- **What is being asked**:
Report only the number of lines that hold the word "more".

- **Material for this exercise**:
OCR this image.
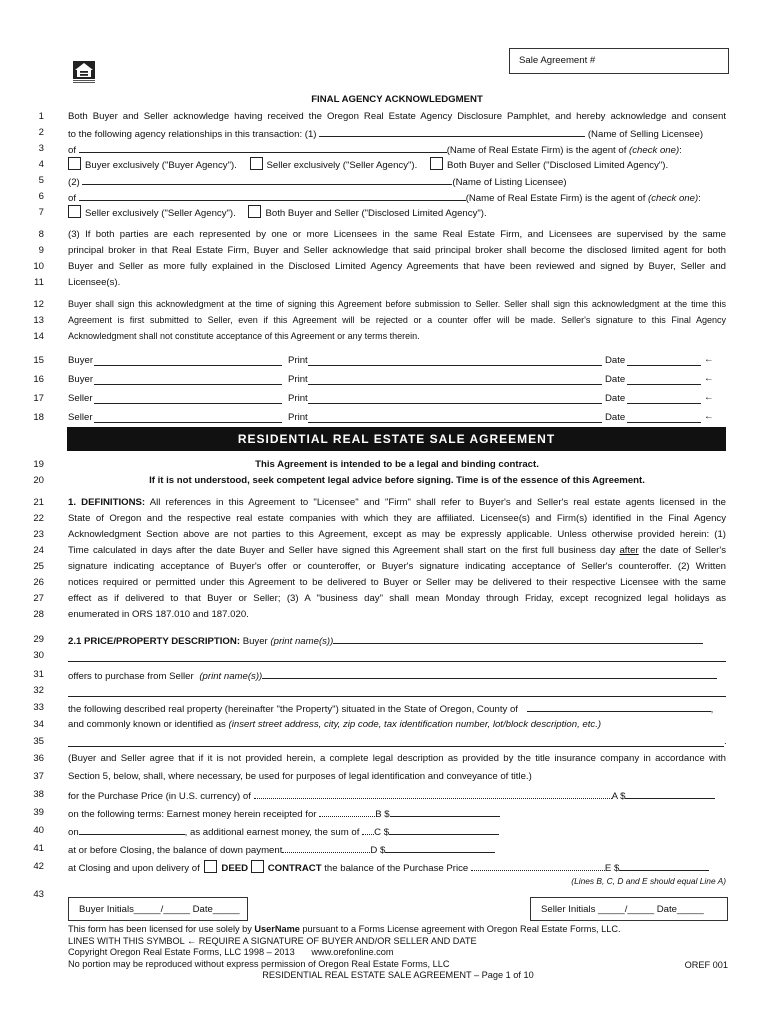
Sale Agreement #
1
2
3
4
5
6
7
8
9
10
11
12
13
14
15
16
17
18
19
20
21
22
23
24
25
26
27
28
29
30
31
32
33
34
35
36
37
38
39
40
41
42
43
FINAL AGENCY ACKNOWLEDGMENT
Both Buyer and Seller acknowledge having received the Oregon Real Estate Agency Disclosure Pamphlet, and hereby acknowledge and consent
to the following agency relationships in this transaction: (1)	(Name of Selling Licensee)
of	(Name of Real Estate Firm) is the agent of (check one):
Buyer exclusively ("Buyer Agency").	Seller exclusively ("Seller Agency").	Both Buyer and Seller ("Disclosed Limited Agency").
(2)	(Name of Listing Licensee)
of	(Name of Real Estate Firm) is the agent of (check one):
Seller exclusively ("Seller Agency").	Both Buyer and Seller ("Disclosed Limited Agency").
(3) If both parties are each represented by one or more Licensees in the same Real Estate Firm, and Licensees are supervised by the same
principal broker in that Real Estate Firm, Buyer and Seller acknowledge that said principal broker shall become the disclosed limited agent for both
Buyer and Seller as more fully explained in the Disclosed Limited Agency Agreements that have been reviewed and signed by Buyer, Seller and
Licensee(s).
Buyer shall sign this acknowledgment at the time of signing this Agreement before submission to Seller. Seller shall sign this acknowledgment at the time this
Agreement is first submitted to Seller, even if this Agreement will be rejected or a counter offer will be made. Seller's signature to this Final Agency
Acknowledgment shall not constitute acceptance of this Agreement or any terms therein.
Buyer	Print	Date	←
Buyer	Print	Date	←
Seller	Print	Date	←
Seller	Print	Date	←
RESIDENTIAL REAL ESTATE SALE AGREEMENT
This Agreement is intended to be a legal and binding contract.
If it is not understood, seek competent legal advice before signing. Time is of the essence of this Agreement.
1. DEFINITIONS: All references in this Agreement to "Licensee" and "Firm" shall refer to Buyer's and Seller's real estate agents licensed in the
State of Oregon and the respective real estate companies with which they are affiliated. Licensee(s) and Firm(s) identified in the Final Agency
Acknowledgment Section above are not parties to this Agreement, except as may be expressly applicable. Unless otherwise provided herein: (1)
Time calculated in days after the date Buyer and Seller have signed this Agreement shall start on the first full business day after the date of Seller's
signature indicating acceptance of Buyer's offer or counteroffer, or Buyer's signature indicating acceptance of Seller's counteroffer. (2) Written
notices required or permitted under this Agreement to be delivered to Buyer or Seller may be delivered to their respective Licensee with the same
effect as if delivered to that Buyer or Seller; (3) A "business day" shall mean Monday through Friday, except recognized legal holidays as
enumerated in ORS 187.010 and 187.020.
2.1 PRICE/PROPERTY DESCRIPTION: Buyer (print name(s))
offers to purchase from Seller (print name(s))
the following described real property (hereinafter "the Property") situated in the State of Oregon, County of	,
and commonly known or identified as (insert street address, city, zip code, tax identification number, lot/block description, etc.)
.
(Buyer and Seller agree that if it is not provided herein, a complete legal description as provided by the title insurance company in accordance with
Section 5, below, shall, where necessary, be used for purposes of legal identification and conveyance of title.)
for the Purchase Price (in U.S. currency) of	A $
on the following terms: Earnest money herein receipted for	B $
on	, as additional earnest money, the sum of C $
at or before Closing, the balance of down payment	D $
at Closing and upon delivery of DEED CONTRACT the balance of the Purchase Price	E $
(Lines B, C, D and E should equal Line A)
Buyer Initials_____/_____ Date_____	Seller Initials _____/_____ Date_____
This form has been licensed for use solely by UserName pursuant to a Forms License agreement with Oregon Real Estate Forms, LLC.
LINES WITH THIS SYMBOL ← REQUIRE A SIGNATURE OF BUYER AND/OR SELLER AND DATE
Copyright Oregon Real Estate Forms, LLC 1998 – 2013 www.orefonline.com
No portion may be reproduced without express permission of Oregon Real Estate Forms, LLC	OREF 001
RESIDENTIAL REAL ESTATE SALE AGREEMENT – Page 1 of 10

- **Reply**:
2